Exercise description
Write out the full listing again, exactly as it stands.

Exercise inputs
————————

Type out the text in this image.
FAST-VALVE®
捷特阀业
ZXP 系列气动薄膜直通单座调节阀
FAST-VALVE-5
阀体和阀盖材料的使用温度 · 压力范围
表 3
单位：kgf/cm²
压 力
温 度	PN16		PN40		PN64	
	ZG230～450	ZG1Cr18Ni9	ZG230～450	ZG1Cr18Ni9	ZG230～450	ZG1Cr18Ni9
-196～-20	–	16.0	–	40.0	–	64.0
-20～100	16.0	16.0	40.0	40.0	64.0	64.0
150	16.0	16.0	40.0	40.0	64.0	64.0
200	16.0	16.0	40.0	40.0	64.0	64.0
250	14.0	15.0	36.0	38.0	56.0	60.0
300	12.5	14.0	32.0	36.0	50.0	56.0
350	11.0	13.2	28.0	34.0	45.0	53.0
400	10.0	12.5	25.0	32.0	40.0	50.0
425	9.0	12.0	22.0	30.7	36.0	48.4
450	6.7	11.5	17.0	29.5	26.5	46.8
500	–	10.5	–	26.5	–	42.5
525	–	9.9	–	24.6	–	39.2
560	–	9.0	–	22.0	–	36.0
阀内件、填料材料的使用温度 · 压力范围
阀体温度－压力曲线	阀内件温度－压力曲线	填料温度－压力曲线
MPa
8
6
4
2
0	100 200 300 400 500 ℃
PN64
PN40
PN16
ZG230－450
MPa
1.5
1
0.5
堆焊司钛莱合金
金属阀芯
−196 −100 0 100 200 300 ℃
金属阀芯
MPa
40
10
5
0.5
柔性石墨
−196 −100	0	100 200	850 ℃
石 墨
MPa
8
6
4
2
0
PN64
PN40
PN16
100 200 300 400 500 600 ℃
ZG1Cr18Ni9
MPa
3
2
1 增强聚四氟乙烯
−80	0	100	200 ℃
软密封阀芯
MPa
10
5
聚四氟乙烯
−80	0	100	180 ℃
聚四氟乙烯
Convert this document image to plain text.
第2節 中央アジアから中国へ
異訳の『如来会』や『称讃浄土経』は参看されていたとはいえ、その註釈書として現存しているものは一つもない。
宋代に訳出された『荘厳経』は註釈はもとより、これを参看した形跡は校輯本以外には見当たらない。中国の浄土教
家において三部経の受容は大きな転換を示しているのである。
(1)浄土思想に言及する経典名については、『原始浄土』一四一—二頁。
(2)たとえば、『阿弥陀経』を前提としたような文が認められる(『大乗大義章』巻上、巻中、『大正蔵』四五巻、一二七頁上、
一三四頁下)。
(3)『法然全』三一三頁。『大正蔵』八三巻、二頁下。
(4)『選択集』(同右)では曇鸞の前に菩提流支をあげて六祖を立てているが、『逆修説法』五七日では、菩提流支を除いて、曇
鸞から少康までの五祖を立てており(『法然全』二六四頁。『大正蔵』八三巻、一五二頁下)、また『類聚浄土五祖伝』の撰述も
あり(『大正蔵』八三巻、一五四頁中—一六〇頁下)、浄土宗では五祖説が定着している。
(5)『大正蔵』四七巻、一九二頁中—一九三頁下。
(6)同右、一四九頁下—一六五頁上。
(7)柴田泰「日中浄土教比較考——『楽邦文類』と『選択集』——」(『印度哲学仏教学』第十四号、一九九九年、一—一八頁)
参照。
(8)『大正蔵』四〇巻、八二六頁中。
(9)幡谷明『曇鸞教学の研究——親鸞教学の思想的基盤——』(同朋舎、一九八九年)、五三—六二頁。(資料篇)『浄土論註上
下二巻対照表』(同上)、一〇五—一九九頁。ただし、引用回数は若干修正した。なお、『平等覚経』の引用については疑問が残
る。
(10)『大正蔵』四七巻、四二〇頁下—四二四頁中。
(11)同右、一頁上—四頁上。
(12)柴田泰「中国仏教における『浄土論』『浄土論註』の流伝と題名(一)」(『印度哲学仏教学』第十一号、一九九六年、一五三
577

————————

Solution below
Type out the text in this image.
FAST-VALVE®
捷特阀业
ZXP 系列气动薄膜直通单座调节阀
FAST-VALVE-5
阀体和阀盖材料的使用温度 · 压力范围
表 3
单位：kgf/cm²
压 力
温 度	PN16		PN40		PN64	
	ZG230～450	ZG1Cr18Ni9	ZG230～450	ZG1Cr18Ni9	ZG230～450	ZG1Cr18Ni9
-196～-20	–	16.0	–	40.0	–	64.0
-20～100	16.0	16.0	40.0	40.0	64.0	64.0
150	16.0	16.0	40.0	40.0	64.0	64.0
200	16.0	16.0	40.0	40.0	64.0	64.0
250	14.0	15.0	36.0	38.0	56.0	60.0
300	12.5	14.0	32.0	36.0	50.0	56.0
350	11.0	13.2	28.0	34.0	45.0	53.0
400	10.0	12.5	25.0	32.0	40.0	50.0
425	9.0	12.0	22.0	30.7	36.0	48.4
450	6.7	11.5	17.0	29.5	26.5	46.8
500	–	10.5	–	26.5	–	42.5
525	–	9.9	–	24.6	–	39.2
560	–	9.0	–	22.0	–	36.0
阀内件、填料材料的使用温度 · 压力范围
阀体温度－压力曲线	阀内件温度－压力曲线	填料温度－压力曲线
MPa
8
6
4
2
0	100 200 300 400 500 ℃
PN64
PN40
PN16
ZG230－450
MPa
1.5
1
0.5
堆焊司钛莱合金
金属阀芯
−196 −100 0 100 200 300 ℃
金属阀芯
MPa
40
10
5
0.5
柔性石墨
−196 −100	0	100 200	850 ℃
石 墨
MPa
8
6
4
2
0
PN64
PN40
PN16
100 200 300 400 500 600 ℃
ZG1Cr18Ni9
MPa
3
2
1 增强聚四氟乙烯
−80	0	100	200 ℃
软密封阀芯
MPa
10
5
聚四氟乙烯
−80	0	100	180 ℃
聚四氟乙烯
Convert this document image to plain text.
第2節 中央アジアから中国へ
異訳の『如来会』や『称讃浄土経』は参看されていたとはいえ、その註釈書として現存しているものは一つもない。
宋代に訳出された『荘厳経』は註釈はもとより、これを参看した形跡は校輯本以外には見当たらない。中国の浄土教
家において三部経の受容は大きな転換を示しているのである。
(1)浄土思想に言及する経典名については、『原始浄土』一四一—二頁。
(2)たとえば、『阿弥陀経』を前提としたような文が認められる(『大乗大義章』巻上、巻中、『大正蔵』四五巻、一二七頁上、
一三四頁下)。
(3)『法然全』三一三頁。『大正蔵』八三巻、二頁下。
(4)『選択集』(同右)では曇鸞の前に菩提流支をあげて六祖を立てているが、『逆修説法』五七日では、菩提流支を除いて、曇
鸞から少康までの五祖を立てており(『法然全』二六四頁。『大正蔵』八三巻、一五二頁下)、また『類聚浄土五祖伝』の撰述も
あり(『大正蔵』八三巻、一五四頁中—一六〇頁下)、浄土宗では五祖説が定着している。
(5)『大正蔵』四七巻、一九二頁中—一九三頁下。
(6)同右、一四九頁下—一六五頁上。
(7)柴田泰「日中浄土教比較考——『楽邦文類』と『選択集』——」(『印度哲学仏教学』第十四号、一九九九年、一—一八頁)
参照。
(8)『大正蔵』四〇巻、八二六頁中。
(9)幡谷明『曇鸞教学の研究——親鸞教学の思想的基盤——』(同朋舎、一九八九年)、五三—六二頁。(資料篇)『浄土論註上
下二巻対照表』(同上)、一〇五—一九九頁。ただし、引用回数は若干修正した。なお、『平等覚経』の引用については疑問が残
る。
(10)『大正蔵』四七巻、四二〇頁下—四二四頁中。
(11)同右、一頁上—四頁上。
(12)柴田泰「中国仏教における『浄土論』『浄土論註』の流伝と題名(一)」(『印度哲学仏教学』第十一号、一九九六年、一五三
577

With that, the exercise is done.